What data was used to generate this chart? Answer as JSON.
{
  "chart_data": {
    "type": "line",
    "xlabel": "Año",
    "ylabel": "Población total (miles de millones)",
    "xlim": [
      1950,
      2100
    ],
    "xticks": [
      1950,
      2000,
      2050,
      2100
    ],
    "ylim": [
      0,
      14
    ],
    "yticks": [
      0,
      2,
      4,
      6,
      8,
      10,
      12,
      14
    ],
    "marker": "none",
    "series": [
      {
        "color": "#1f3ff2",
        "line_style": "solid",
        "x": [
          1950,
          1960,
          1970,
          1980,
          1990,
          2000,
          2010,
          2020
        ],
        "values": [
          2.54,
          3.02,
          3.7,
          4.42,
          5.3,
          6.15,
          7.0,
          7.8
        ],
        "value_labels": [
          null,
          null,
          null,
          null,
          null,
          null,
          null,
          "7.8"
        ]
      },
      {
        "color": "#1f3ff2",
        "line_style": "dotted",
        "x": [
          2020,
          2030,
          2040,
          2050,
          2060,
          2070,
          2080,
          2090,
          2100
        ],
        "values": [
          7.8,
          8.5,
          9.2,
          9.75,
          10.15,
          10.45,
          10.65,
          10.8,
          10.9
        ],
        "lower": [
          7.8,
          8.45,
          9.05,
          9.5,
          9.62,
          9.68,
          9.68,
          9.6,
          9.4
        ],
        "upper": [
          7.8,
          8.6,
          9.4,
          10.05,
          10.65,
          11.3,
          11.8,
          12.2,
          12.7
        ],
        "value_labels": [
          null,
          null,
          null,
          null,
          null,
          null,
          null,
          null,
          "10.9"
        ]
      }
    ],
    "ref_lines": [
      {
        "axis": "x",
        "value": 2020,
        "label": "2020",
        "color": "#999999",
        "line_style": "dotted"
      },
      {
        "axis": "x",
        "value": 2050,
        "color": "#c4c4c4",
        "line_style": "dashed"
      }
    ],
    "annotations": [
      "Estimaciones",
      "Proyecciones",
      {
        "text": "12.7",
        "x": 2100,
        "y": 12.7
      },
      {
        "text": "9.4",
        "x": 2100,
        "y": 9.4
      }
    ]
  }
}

================================

◆ Do this ◆
Output the records above in their entirety, exactly.

◆ Exercise result ◆
What data was used to generate this chart? Answer as JSON.
{
  "chart_data": {
    "type": "line",
    "xlabel": "Año",
    "ylabel": "Población total (miles de millones)",
    "xlim": [
      1950,
      2100
    ],
    "xticks": [
      1950,
      2000,
      2050,
      2100
    ],
    "ylim": [
      0,
      14
    ],
    "yticks": [
      0,
      2,
      4,
      6,
      8,
      10,
      12,
      14
    ],
    "marker": "none",
    "series": [
      {
        "color": "#1f3ff2",
        "line_style": "solid",
        "x": [
          1950,
          1960,
          1970,
          1980,
          1990,
          2000,
          2010,
          2020
        ],
        "values": [
          2.54,
          3.02,
          3.7,
          4.42,
          5.3,
          6.15,
          7.0,
          7.8
        ],
        "value_labels": [
          null,
          null,
          null,
          null,
          null,
          null,
          null,
          "7.8"
        ]
      },
      {
        "color": "#1f3ff2",
        "line_style": "dotted",
        "x": [
          2020,
          2030,
          2040,
          2050,
          2060,
          2070,
          2080,
          2090,
          2100
        ],
        "values": [
          7.8,
          8.5,
          9.2,
          9.75,
          10.15,
          10.45,
          10.65,
          10.8,
          10.9
        ],
        "lower": [
          7.8,
          8.45,
          9.05,
          9.5,
          9.62,
          9.68,
          9.68,
          9.6,
          9.4
        ],
        "upper": [
          7.8,
          8.6,
          9.4,
          10.05,
          10.65,
          11.3,
          11.8,
          12.2,
          12.7
        ],
        "value_labels": [
          null,
          null,
          null,
          null,
          null,
          null,
          null,
          null,
          "10.9"
        ]
      }
    ],
    "ref_lines": [
      {
        "axis": "x",
        "value": 2020,
        "label": "2020",
        "color": "#999999",
        "line_style": "dotted"
      },
      {
        "axis": "x",
        "value": 2050,
        "color": "#c4c4c4",
        "line_style": "dashed"
      }
    ],
    "annotations": [
      "Estimaciones",
      "Proyecciones",
      {
        "text": "12.7",
        "x": 2100,
        "y": 12.7
      },
      {
        "text": "9.4",
        "x": 2100,
        "y": 9.4
      }
    ]
  }
}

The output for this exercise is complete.